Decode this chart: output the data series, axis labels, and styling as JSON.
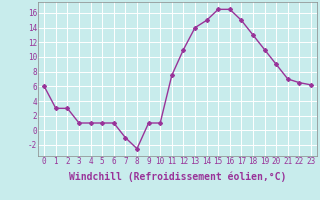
{
  "x": [
    0,
    1,
    2,
    3,
    4,
    5,
    6,
    7,
    8,
    9,
    10,
    11,
    12,
    13,
    14,
    15,
    16,
    17,
    18,
    19,
    20,
    21,
    22,
    23
  ],
  "y": [
    6,
    3,
    3,
    1,
    1,
    1,
    1,
    -1,
    -2.5,
    1,
    1,
    7.5,
    11,
    14,
    15,
    16.5,
    16.5,
    15,
    13,
    11,
    9,
    7,
    6.5,
    6.2
  ],
  "line_color": "#993399",
  "marker": "D",
  "marker_size": 2,
  "xlabel": "Windchill (Refroidissement éolien,°C)",
  "xlabel_fontsize": 7,
  "xlim": [
    -0.5,
    23.5
  ],
  "ylim": [
    -3.5,
    17.5
  ],
  "yticks": [
    -2,
    0,
    2,
    4,
    6,
    8,
    10,
    12,
    14,
    16
  ],
  "xticks": [
    0,
    1,
    2,
    3,
    4,
    5,
    6,
    7,
    8,
    9,
    10,
    11,
    12,
    13,
    14,
    15,
    16,
    17,
    18,
    19,
    20,
    21,
    22,
    23
  ],
  "grid_color": "#ffffff",
  "background_color": "#c8ecec",
  "tick_fontsize": 5.5,
  "line_width": 1.0
}
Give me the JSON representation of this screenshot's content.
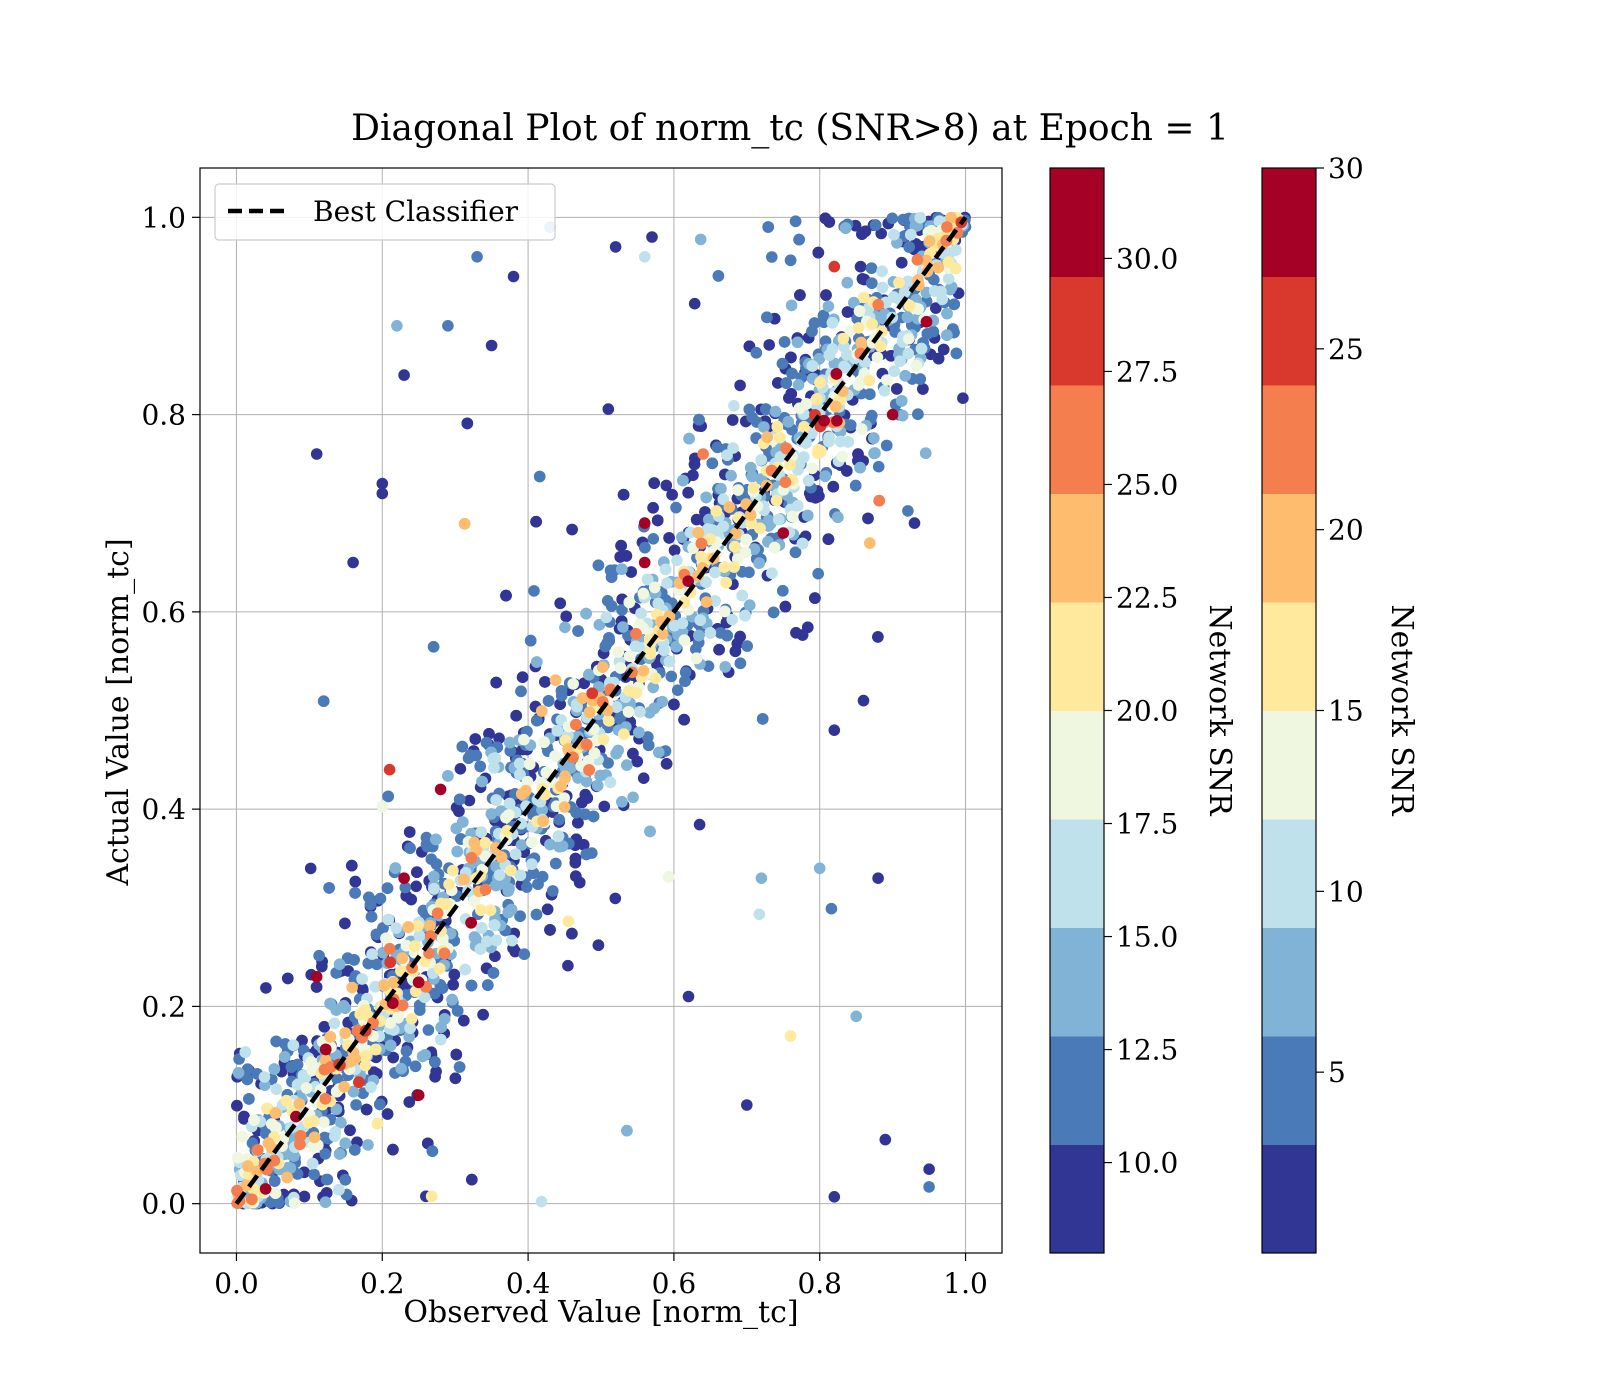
{
  "chart_data": {
    "type": "scatter",
    "title": "Diagonal Plot of norm_tc (SNR>8) at Epoch = 1",
    "xlabel": "Observed Value [norm_tc]",
    "ylabel": "Actual Value [norm_tc]",
    "xlim": [
      -0.05,
      1.05
    ],
    "ylim": [
      -0.05,
      1.05
    ],
    "xticks": [
      "0.0",
      "0.2",
      "0.4",
      "0.6",
      "0.8",
      "1.0"
    ],
    "yticks": [
      "0.0",
      "0.2",
      "0.4",
      "0.6",
      "0.8",
      "1.0"
    ],
    "grid": true,
    "legend": {
      "position": "top-left",
      "entries": [
        "Best Classifier"
      ]
    },
    "reference_line": {
      "label": "Best Classifier",
      "x": [
        0,
        1
      ],
      "y": [
        0,
        1
      ],
      "style": "dashed",
      "color": "#000000"
    },
    "color_variable": "Network SNR",
    "colorbars": [
      {
        "label": "Network SNR",
        "range": [
          8,
          32
        ],
        "ticks": [
          "10.0",
          "12.5",
          "15.0",
          "17.5",
          "20.0",
          "22.5",
          "25.0",
          "27.5",
          "30.0"
        ],
        "tick_values": [
          10,
          12.5,
          15,
          17.5,
          20,
          22.5,
          25,
          27.5,
          30
        ]
      },
      {
        "label": "Network SNR",
        "range": [
          0,
          30
        ],
        "ticks": [
          "5",
          "10",
          "15",
          "20",
          "25",
          "30"
        ],
        "tick_values": [
          5,
          10,
          15,
          20,
          25,
          30
        ]
      }
    ],
    "colormap": [
      "#313695",
      "#4575b4",
      "#74add1",
      "#abd9e9",
      "#e0f3f8",
      "#fee090",
      "#fdae61",
      "#f46d43",
      "#d73027",
      "#a50026"
    ],
    "cmap_bins": [
      "#313695",
      "#4a7ab7",
      "#80b3d5",
      "#bfe1ec",
      "#eff7e1",
      "#fee99d",
      "#fdbc6e",
      "#f57e4e",
      "#d8392c",
      "#a50026"
    ],
    "sample_points": [
      {
        "x": 0.11,
        "y": 0.76,
        "snr": 9
      },
      {
        "x": 0.2,
        "y": 0.73,
        "snr": 9
      },
      {
        "x": 0.2,
        "y": 0.72,
        "snr": 9
      },
      {
        "x": 0.16,
        "y": 0.65,
        "snr": 9
      },
      {
        "x": 0.22,
        "y": 0.89,
        "snr": 15
      },
      {
        "x": 0.29,
        "y": 0.89,
        "snr": 12
      },
      {
        "x": 0.23,
        "y": 0.84,
        "snr": 9
      },
      {
        "x": 0.33,
        "y": 0.96,
        "snr": 12
      },
      {
        "x": 0.43,
        "y": 0.99,
        "snr": 15
      },
      {
        "x": 0.52,
        "y": 0.97,
        "snr": 9
      },
      {
        "x": 0.56,
        "y": 0.96,
        "snr": 16
      },
      {
        "x": 0.57,
        "y": 0.98,
        "snr": 9
      },
      {
        "x": 0.38,
        "y": 0.94,
        "snr": 9
      },
      {
        "x": 0.35,
        "y": 0.87,
        "snr": 9
      },
      {
        "x": 0.28,
        "y": 0.42,
        "snr": 30
      },
      {
        "x": 0.21,
        "y": 0.44,
        "snr": 28
      },
      {
        "x": 0.23,
        "y": 0.33,
        "snr": 30
      },
      {
        "x": 0.11,
        "y": 0.23,
        "snr": 30
      },
      {
        "x": 0.04,
        "y": 0.015,
        "snr": 30
      },
      {
        "x": 0.25,
        "y": 0.11,
        "snr": 30
      },
      {
        "x": 0.56,
        "y": 0.69,
        "snr": 30
      },
      {
        "x": 0.56,
        "y": 0.65,
        "snr": 30
      },
      {
        "x": 0.75,
        "y": 0.68,
        "snr": 30
      },
      {
        "x": 0.9,
        "y": 0.8,
        "snr": 30
      },
      {
        "x": 0.82,
        "y": 0.95,
        "snr": 28
      },
      {
        "x": 0.64,
        "y": 0.76,
        "snr": 26
      },
      {
        "x": 0.76,
        "y": 0.17,
        "snr": 20
      },
      {
        "x": 0.85,
        "y": 0.19,
        "snr": 14
      },
      {
        "x": 0.88,
        "y": 0.33,
        "snr": 9
      },
      {
        "x": 0.89,
        "y": 0.065,
        "snr": 9
      },
      {
        "x": 0.95,
        "y": 0.035,
        "snr": 9
      },
      {
        "x": 0.95,
        "y": 0.017,
        "snr": 12
      },
      {
        "x": 0.82,
        "y": 0.007,
        "snr": 9
      },
      {
        "x": 0.8,
        "y": 0.34,
        "snr": 14
      },
      {
        "x": 0.93,
        "y": 0.69,
        "snr": 9
      },
      {
        "x": 0.86,
        "y": 0.51,
        "snr": 9
      },
      {
        "x": 0.82,
        "y": 0.48,
        "snr": 9
      },
      {
        "x": 0.72,
        "y": 0.33,
        "snr": 15
      },
      {
        "x": 0.62,
        "y": 0.21,
        "snr": 9
      },
      {
        "x": 0.7,
        "y": 0.1,
        "snr": 9
      }
    ]
  }
}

•••

Written exercise
Extract all the data above exactly, excluding every picture.

Finished answer
Decode this chart: output the data series, axis labels, and styling as JSON.
{
  "x": [
    0,
    1,
    2,
    3,
    4,
    5,
    6,
    7,
    8,
    9,
    10,
    11,
    12,
    13,
    14,
    15,
    16,
    17,
    18,
    19,
    20,
    21,
    22,
    23
  ],
  "y": [
    6,
    3,
    3,
    1,
    1,
    1,
    1,
    -1,
    -2.5,
    1,
    1,
    7.5,
    11,
    14,
    15,
    16.5,
    16.5,
    15,
    13,
    11,
    9,
    7,
    6.5,
    6.2
  ],
  "line_color": "#993399",
  "marker": "D",
  "marker_size": 2,
  "xlabel": "Windchill (Refroidissement éolien,°C)",
  "xlabel_fontsize": 7,
  "xlim": [
    -0.5,
    23.5
  ],
  "ylim": [
    -3.5,
    17.5
  ],
  "yticks": [
    -2,
    0,
    2,
    4,
    6,
    8,
    10,
    12,
    14,
    16
  ],
  "xticks": [
    0,
    1,
    2,
    3,
    4,
    5,
    6,
    7,
    8,
    9,
    10,
    11,
    12,
    13,
    14,
    15,
    16,
    17,
    18,
    19,
    20,
    21,
    22,
    23
  ],
  "grid_color": "#ffffff",
  "background_color": "#c8ecec",
  "tick_fontsize": 5.5,
  "line_width": 1.0
}
Give me the JSON representation of this screenshot's content.
{
  "chart_data": {
    "type": "scatter",
    "title": "Diagonal Plot of norm_tc (SNR>8) at Epoch = 1",
    "xlabel": "Observed Value [norm_tc]",
    "ylabel": "Actual Value [norm_tc]",
    "xlim": [
      -0.05,
      1.05
    ],
    "ylim": [
      -0.05,
      1.05
    ],
    "xticks": [
      "0.0",
      "0.2",
      "0.4",
      "0.6",
      "0.8",
      "1.0"
    ],
    "yticks": [
      "0.0",
      "0.2",
      "0.4",
      "0.6",
      "0.8",
      "1.0"
    ],
    "grid": true,
    "legend": {
      "position": "top-left",
      "entries": [
        "Best Classifier"
      ]
    },
    "reference_line": {
      "label": "Best Classifier",
      "x": [
        0,
        1
      ],
      "y": [
        0,
        1
      ],
      "style": "dashed",
      "color": "#000000"
    },
    "color_variable": "Network SNR",
    "colorbars": [
      {
        "label": "Network SNR",
        "range": [
          8,
          32
        ],
        "ticks": [
          "10.0",
          "12.5",
          "15.0",
          "17.5",
          "20.0",
          "22.5",
          "25.0",
          "27.5",
          "30.0"
        ],
        "tick_values": [
          10,
          12.5,
          15,
          17.5,
          20,
          22.5,
          25,
          27.5,
          30
        ]
      },
      {
        "label": "Network SNR",
        "range": [
          0,
          30
        ],
        "ticks": [
          "5",
          "10",
          "15",
          "20",
          "25",
          "30"
        ],
        "tick_values": [
          5,
          10,
          15,
          20,
          25,
          30
        ]
      }
    ],
    "colormap": [
      "#313695",
      "#4575b4",
      "#74add1",
      "#abd9e9",
      "#e0f3f8",
      "#fee090",
      "#fdae61",
      "#f46d43",
      "#d73027",
      "#a50026"
    ],
    "cmap_bins": [
      "#313695",
      "#4a7ab7",
      "#80b3d5",
      "#bfe1ec",
      "#eff7e1",
      "#fee99d",
      "#fdbc6e",
      "#f57e4e",
      "#d8392c",
      "#a50026"
    ],
    "sample_points": [
      {
        "x": 0.11,
        "y": 0.76,
        "snr": 9
      },
      {
        "x": 0.2,
        "y": 0.73,
        "snr": 9
      },
      {
        "x": 0.2,
        "y": 0.72,
        "snr": 9
      },
      {
        "x": 0.16,
        "y": 0.65,
        "snr": 9
      },
      {
        "x": 0.22,
        "y": 0.89,
        "snr": 15
      },
      {
        "x": 0.29,
        "y": 0.89,
        "snr": 12
      },
      {
        "x": 0.23,
        "y": 0.84,
        "snr": 9
      },
      {
        "x": 0.33,
        "y": 0.96,
        "snr": 12
      },
      {
        "x": 0.43,
        "y": 0.99,
        "snr": 15
      },
      {
        "x": 0.52,
        "y": 0.97,
        "snr": 9
      },
      {
        "x": 0.56,
        "y": 0.96,
        "snr": 16
      },
      {
        "x": 0.57,
        "y": 0.98,
        "snr": 9
      },
      {
        "x": 0.38,
        "y": 0.94,
        "snr": 9
      },
      {
        "x": 0.35,
        "y": 0.87,
        "snr": 9
      },
      {
        "x": 0.28,
        "y": 0.42,
        "snr": 30
      },
      {
        "x": 0.21,
        "y": 0.44,
        "snr": 28
      },
      {
        "x": 0.23,
        "y": 0.33,
        "snr": 30
      },
      {
        "x": 0.11,
        "y": 0.23,
        "snr": 30
      },
      {
        "x": 0.04,
        "y": 0.015,
        "snr": 30
      },
      {
        "x": 0.25,
        "y": 0.11,
        "snr": 30
      },
      {
        "x": 0.56,
        "y": 0.69,
        "snr": 30
      },
      {
        "x": 0.56,
        "y": 0.65,
        "snr": 30
      },
      {
        "x": 0.75,
        "y": 0.68,
        "snr": 30
      },
      {
        "x": 0.9,
        "y": 0.8,
        "snr": 30
      },
      {
        "x": 0.82,
        "y": 0.95,
        "snr": 28
      },
      {
        "x": 0.64,
        "y": 0.76,
        "snr": 26
      },
      {
        "x": 0.76,
        "y": 0.17,
        "snr": 20
      },
      {
        "x": 0.85,
        "y": 0.19,
        "snr": 14
      },
      {
        "x": 0.88,
        "y": 0.33,
        "snr": 9
      },
      {
        "x": 0.89,
        "y": 0.065,
        "snr": 9
      },
      {
        "x": 0.95,
        "y": 0.035,
        "snr": 9
      },
      {
        "x": 0.95,
        "y": 0.017,
        "snr": 12
      },
      {
        "x": 0.82,
        "y": 0.007,
        "snr": 9
      },
      {
        "x": 0.8,
        "y": 0.34,
        "snr": 14
      },
      {
        "x": 0.93,
        "y": 0.69,
        "snr": 9
      },
      {
        "x": 0.86,
        "y": 0.51,
        "snr": 9
      },
      {
        "x": 0.82,
        "y": 0.48,
        "snr": 9
      },
      {
        "x": 0.72,
        "y": 0.33,
        "snr": 15
      },
      {
        "x": 0.62,
        "y": 0.21,
        "snr": 9
      },
      {
        "x": 0.7,
        "y": 0.1,
        "snr": 9
      }
    ]
  }
}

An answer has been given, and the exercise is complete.